__Textabschnitt__:

Renard war ebenfalls kein großartiger Fußballer, kickte in der Jugendakademie des AS Cannes mit Spielern wie Marcel Desailly und dem heutigen französischen Nationalcoach Didier Deschamps. Dort begriff er schnell, dass er nicht die Klasse hatte, um sich im Profifußball durchzusetzen.
"An die komme ich nicht ran"
"Ich merkte: An die komme ich nicht ran, die sind viel besser als ich. Ich war bestenfalls ein durchschnittlicher Drittligaspieler", sagte Renard einmal. Darum konzentrierte er sich auf die Trainertätigkeit und übernahm 1999 den unterklassigen Verein SC Draguignan. Anschließend lernte er Le Roy kennen, der bereits in Afrika tätig war. Unter anderem führte er Kamerun 1998 zur WM in Frankreich. Le Roy nahm Renard unter seine Fittiche.
Gemeinsam mit ihm ging Renard 2002 nach China zu Shanghai COSCO Huili, dort hatten beide allerdings überschaubaren Erfolg. Das Duo zog weiter zu Cambridge United, wo Renard 2004 nach dem Aus von Le Roy zum Cheftrainer befördert wurde. Allerdings wurde er nach nur 25 Spielen entlassen. Der junge Coach kehrte nach Frankreich zurück und verdiente sich damals sein Geld mit Gebäudereinigung. "Diese Zeit, als ich jeden Morgen um drei Uhr aufstehen musste, um arbeiten zu gehen, vergesse ich nie. Diese Zeit hat mich auch gelehrt, meine heutigen Erfolge im Fußball richtig einzuordnen und nicht abzuheben."

__Bereitgestellte Daten__:
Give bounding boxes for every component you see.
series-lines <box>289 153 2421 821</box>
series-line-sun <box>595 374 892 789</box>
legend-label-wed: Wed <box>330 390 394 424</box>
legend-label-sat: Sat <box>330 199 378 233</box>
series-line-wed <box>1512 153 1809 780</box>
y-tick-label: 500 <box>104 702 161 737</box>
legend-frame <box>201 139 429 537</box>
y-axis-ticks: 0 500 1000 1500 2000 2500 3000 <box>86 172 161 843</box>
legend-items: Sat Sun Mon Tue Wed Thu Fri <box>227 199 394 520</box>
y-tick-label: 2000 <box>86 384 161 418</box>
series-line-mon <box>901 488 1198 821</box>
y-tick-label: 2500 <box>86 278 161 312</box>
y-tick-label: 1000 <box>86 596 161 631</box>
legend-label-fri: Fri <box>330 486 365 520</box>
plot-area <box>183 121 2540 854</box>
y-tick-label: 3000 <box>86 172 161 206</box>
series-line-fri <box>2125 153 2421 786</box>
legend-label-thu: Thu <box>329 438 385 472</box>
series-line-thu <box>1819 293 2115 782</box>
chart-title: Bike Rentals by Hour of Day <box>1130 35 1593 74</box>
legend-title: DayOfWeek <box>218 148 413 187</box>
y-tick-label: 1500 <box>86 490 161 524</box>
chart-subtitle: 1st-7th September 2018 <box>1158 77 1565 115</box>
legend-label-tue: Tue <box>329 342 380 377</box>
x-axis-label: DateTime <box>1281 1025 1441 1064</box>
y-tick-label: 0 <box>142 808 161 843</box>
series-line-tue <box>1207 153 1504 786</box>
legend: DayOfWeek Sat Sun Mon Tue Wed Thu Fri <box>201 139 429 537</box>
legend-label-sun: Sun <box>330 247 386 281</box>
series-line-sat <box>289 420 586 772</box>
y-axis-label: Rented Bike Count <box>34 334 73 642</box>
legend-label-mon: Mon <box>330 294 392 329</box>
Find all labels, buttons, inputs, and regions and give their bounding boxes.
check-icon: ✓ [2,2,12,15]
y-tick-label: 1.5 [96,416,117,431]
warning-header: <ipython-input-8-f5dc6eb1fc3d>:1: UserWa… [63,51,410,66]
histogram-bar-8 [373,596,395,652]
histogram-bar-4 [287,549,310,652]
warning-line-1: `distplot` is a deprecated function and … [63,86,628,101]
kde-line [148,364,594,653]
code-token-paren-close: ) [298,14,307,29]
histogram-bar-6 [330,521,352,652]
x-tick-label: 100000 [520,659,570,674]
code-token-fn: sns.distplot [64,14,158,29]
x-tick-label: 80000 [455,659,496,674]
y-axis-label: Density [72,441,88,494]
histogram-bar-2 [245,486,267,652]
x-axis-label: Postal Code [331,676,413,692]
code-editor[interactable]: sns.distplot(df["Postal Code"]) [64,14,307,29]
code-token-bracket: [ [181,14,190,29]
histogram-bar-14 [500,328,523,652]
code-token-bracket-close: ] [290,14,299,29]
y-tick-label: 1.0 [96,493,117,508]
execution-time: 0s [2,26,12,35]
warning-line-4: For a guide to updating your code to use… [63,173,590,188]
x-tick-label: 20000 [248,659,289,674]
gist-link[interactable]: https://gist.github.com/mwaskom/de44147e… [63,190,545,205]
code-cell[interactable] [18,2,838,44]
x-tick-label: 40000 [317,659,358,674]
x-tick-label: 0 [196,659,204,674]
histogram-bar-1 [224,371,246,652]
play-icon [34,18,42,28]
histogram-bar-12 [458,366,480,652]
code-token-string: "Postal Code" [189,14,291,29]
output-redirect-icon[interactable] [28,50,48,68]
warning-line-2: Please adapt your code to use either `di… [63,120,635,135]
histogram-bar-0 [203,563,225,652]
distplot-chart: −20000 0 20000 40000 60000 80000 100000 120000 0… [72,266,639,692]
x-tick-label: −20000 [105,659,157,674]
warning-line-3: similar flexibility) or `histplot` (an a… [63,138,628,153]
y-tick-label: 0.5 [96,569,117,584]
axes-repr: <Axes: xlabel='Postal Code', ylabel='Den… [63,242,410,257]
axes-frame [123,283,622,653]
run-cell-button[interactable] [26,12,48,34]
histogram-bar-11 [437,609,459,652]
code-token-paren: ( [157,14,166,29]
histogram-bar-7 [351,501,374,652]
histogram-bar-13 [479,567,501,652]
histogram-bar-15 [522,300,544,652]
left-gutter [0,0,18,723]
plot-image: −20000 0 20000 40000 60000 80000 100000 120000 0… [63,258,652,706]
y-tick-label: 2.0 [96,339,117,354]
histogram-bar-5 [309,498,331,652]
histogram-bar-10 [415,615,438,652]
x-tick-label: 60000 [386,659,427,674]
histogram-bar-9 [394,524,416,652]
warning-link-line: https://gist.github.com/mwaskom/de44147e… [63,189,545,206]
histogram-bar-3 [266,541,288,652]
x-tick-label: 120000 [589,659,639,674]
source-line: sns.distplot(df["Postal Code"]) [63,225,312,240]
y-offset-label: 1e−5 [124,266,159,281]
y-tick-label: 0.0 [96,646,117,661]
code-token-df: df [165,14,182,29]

__Aufgabenstellung__:
**a)** Schreiben Sie aus dem Textabschnitt über Renard die Passage von „Renard war ebenfalls“ bis „im Profifußball durchzusetzen.“ wortgetreu ab.
**b)** Fassen Sie den Absatz im Textabschnitt über Renard, der mit „Gemeinsam mit ihm ging Renard 2002“ beginnt, als Stichpunktliste zusammen und behalten Sie dabei die wesentlichen Fakten bei.
**c)** Übersetzen Sie diesen Satz aus dem Textabschnitt über Renard ins Englische: „Darum konzentrierte er sich auf die Trainertätigkeit und übernahm 1999 den unterklassigen Verein SC Draguignan.“

__Antworten je Aufgabe__:
**a)**
Renard war ebenfalls kein großartiger Fußballer, kickte in der Jugendakademie des AS Cannes mit Spielern wie Marcel Desailly und dem heutigen französischen Nationalcoach Didier Deschamps. Dort begriff er schnell, dass er nicht die Klasse hatte, um sich im Profifußball durchzusetzen.

**b)**
- 2002 ging Renard zusammen mit Le Roy nach China zu Shanghai COSCO Huili. Dort hatten beide nur überschaubaren Erfolg.
- Anschließend wechselte das Duo zu Cambridge United. Nach dem Aus von Le Roy wurde Renard 2004 Cheftrainer, jedoch nach nur 25 Spielen entlassen.
- Zurück in Frankreich verdiente er sein Geld mit Gebäudereinigung und musste dafür jeden Morgen um drei Uhr aufstehen.
- Nach eigener Aussage hat ihn diese Zeit gelehrt, seine heutigen Erfolge richtig einzuordnen und nicht abzuheben.

**c)** That is why he focused on coaching and in 1999 took over the lower-league club SC Draguignan.